DIRECTIONS FOR THIS TASK: Please carry on the text about setting sonar.projectBaseDir in SonarQube, picking up right after its last sentence.

GIVEN TEXT:
'''

What value do I use for sonar.projectBaseDir?

  • SonarQube 8.6.0.39681
  • SonarScanner for MSBuild 5.0.4

NOTE: This warning does not appear for the full build. Just the PR builds.

Originally I get this warning in SonarQube:

SCM provider autodetection failed. Please use "sonar.scm.provider" to define SCM of your project, or disable the SCM Sensor in the project settings.

In order to fix this error I set the ‘sonar.scm.provider=git’.
But then I get the error:

Not inside a Git work tree: D:\a\1\s

To fix that I have tried to set the ‘sonar.projectBaseDir’ but I cannot find the format to set.
If I use $(Build.SourcesDirectory) the build fails with:

[error]java.nio.file.InvalidPathException: Illegal char <:> at index 2: 'D:\a\1\s\'

I have tried many different formats…

D:\a\1\s\My.Repo.Dir  <-- yes, my repo dir contains dots
D:/a/1/s/
D/a/1/s/
d/a/1/s/My.Repo.Dir
..\..\..\s\My.Repo.Dir\  (This was based on the Project root configuration file being here: D:\a\1\.sonarqube\out\sonar-project.properties)
/My.Repo.Dir/
My.Repo.Dir/

… and all of them get an error of either

[error]java.nio.file.InvalidPathException: Illegal char <:> at index 2: 'D:\a\1\s\'

… or …

[error]java.lang.IllegalStateException: Error when resolving baseDir

What format should baseDir take? Is there a way to use the Windows paths and not get the error?
Basically, what am I doing wrong and how do I fix it?

Hi,

You shouldn’t need to set sonar.projectBaseDir. It’s only needed in unusual situation. Generally you should kick analysis off from the project root directory, which will naturally put you in the directory where analysis expects to find the SCM data.

Also generally, if analysis doesn’t automatically detect your SCM flavor &etc, then manually setting a flavor with sonar.scm.provider isn’t going to help. TBH, I’m not sure it ever did, & we should re-visit that advice. (I’ll be referring that internally.)

So. This started from SCM provider autodetection failed. If we back up to that, then the question is why autodetection failed. Are you analyzing from project root, or do you cd down in the structure before kicking off analysis?

'''

[Stored data entries]

'''

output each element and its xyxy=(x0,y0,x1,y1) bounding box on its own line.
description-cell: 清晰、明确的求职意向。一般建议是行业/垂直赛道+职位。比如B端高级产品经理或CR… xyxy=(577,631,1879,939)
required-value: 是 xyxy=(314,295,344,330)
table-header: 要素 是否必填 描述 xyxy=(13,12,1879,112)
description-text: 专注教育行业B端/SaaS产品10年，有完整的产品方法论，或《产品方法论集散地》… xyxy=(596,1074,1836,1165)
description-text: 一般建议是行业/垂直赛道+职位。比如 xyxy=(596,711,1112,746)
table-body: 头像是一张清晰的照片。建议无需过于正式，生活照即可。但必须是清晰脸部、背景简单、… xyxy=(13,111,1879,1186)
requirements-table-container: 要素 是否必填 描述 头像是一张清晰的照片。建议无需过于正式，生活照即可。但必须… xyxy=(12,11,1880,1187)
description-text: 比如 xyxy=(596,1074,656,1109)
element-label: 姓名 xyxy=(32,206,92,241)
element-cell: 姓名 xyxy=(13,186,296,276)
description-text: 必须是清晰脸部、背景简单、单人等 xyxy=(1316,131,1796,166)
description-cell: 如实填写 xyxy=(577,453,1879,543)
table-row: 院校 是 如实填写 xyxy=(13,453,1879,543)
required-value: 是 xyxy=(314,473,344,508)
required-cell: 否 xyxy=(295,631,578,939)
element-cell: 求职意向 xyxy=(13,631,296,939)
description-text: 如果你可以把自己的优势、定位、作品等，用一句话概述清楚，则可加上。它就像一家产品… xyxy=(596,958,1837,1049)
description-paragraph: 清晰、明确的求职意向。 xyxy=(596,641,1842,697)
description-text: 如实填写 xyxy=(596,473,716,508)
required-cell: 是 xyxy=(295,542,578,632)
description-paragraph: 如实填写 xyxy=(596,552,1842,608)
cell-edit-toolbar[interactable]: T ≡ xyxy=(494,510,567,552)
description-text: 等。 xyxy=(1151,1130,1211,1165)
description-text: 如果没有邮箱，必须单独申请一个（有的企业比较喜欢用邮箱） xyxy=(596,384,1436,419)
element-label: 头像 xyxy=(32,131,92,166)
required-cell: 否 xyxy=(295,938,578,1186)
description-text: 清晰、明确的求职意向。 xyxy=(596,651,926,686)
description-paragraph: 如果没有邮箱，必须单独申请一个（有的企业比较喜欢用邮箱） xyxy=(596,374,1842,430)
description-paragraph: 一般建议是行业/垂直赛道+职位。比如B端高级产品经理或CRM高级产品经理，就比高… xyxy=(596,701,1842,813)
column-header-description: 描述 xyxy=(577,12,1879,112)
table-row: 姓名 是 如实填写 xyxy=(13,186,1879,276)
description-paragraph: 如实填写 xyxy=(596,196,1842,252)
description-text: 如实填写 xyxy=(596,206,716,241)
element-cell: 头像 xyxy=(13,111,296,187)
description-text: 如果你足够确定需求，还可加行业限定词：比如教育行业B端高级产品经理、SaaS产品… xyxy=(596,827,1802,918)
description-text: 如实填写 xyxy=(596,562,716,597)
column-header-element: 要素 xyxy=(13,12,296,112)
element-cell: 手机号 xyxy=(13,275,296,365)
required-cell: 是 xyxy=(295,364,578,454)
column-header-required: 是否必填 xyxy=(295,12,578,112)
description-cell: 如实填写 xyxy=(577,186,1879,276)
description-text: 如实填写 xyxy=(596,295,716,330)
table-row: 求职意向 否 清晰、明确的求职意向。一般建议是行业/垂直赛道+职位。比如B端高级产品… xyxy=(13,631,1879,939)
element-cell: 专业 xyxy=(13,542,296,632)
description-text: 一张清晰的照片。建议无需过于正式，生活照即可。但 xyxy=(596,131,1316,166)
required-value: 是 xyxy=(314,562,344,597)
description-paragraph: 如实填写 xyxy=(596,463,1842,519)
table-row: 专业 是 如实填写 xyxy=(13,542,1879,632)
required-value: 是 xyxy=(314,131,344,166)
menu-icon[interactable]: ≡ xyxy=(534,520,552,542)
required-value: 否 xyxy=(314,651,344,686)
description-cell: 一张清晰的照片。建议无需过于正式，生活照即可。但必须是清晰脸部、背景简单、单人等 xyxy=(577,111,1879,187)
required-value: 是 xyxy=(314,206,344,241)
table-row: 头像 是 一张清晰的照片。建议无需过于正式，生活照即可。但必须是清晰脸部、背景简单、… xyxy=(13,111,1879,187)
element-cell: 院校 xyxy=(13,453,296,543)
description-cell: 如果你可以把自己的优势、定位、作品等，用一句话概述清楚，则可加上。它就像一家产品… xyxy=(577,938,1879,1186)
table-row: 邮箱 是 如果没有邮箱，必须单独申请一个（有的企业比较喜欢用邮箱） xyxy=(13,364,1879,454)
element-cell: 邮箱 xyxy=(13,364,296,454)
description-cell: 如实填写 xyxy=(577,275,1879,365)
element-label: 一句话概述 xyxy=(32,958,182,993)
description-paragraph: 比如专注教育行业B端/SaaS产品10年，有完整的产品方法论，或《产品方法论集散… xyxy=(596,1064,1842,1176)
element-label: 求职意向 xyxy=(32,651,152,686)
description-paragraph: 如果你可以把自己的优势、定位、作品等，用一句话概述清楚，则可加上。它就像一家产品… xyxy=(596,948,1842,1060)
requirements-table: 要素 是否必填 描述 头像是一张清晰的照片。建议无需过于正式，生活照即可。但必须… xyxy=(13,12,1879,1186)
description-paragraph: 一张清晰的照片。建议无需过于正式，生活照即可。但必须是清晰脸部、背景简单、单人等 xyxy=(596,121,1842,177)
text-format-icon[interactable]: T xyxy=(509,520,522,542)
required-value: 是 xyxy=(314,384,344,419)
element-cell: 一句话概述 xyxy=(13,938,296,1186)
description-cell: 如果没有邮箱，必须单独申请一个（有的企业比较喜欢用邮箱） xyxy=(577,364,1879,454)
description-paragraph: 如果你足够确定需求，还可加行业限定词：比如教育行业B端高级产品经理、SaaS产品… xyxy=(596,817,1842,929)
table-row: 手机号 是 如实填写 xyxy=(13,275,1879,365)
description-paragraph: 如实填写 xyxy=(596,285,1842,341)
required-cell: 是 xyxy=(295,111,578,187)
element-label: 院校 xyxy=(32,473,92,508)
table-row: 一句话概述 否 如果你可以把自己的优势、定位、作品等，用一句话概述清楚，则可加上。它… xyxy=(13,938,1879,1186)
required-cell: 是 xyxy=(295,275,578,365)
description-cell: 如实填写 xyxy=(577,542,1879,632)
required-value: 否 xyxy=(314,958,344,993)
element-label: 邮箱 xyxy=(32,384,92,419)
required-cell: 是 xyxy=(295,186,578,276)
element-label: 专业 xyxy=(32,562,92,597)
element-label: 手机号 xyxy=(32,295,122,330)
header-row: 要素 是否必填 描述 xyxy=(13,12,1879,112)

'''

ANSWER SECTION:
Ann

If we’re going to “back up to the start” it started with this error in my PR builds:
Could not find ref ‘‘refs/heads/development’’ in refs/heads, refs/remotes/upstream or refs/remotes/origin. You may see unexpected issues and changes. Please make sure to fetch this ref before pull request analysis.

So, I added a checkout of the root branch to the pipeline. Then I started getting the SCM error. So I added that. Then I got the error I posted here.

I don’t explicitly change the directory, no. I added Get-Location calls between tasks and don’t see any change all the way through the pipeline.

Hi,

These may be helpful:

 
Ann

Thanks but I didn’t find anything in those. They looked like they were unfixed as well.

That said I have tried a few things and cannot change the Pipeline.Workspace at all. In fact I’ve gotten an error that said Pipeline.Workspace cannot be changed.

So, it looks like the only way to change the working directory is within the task itself. I have no idea how to change the current directory. Should I run the analysis from a powershell task? That would allow me to set the workingDirectory.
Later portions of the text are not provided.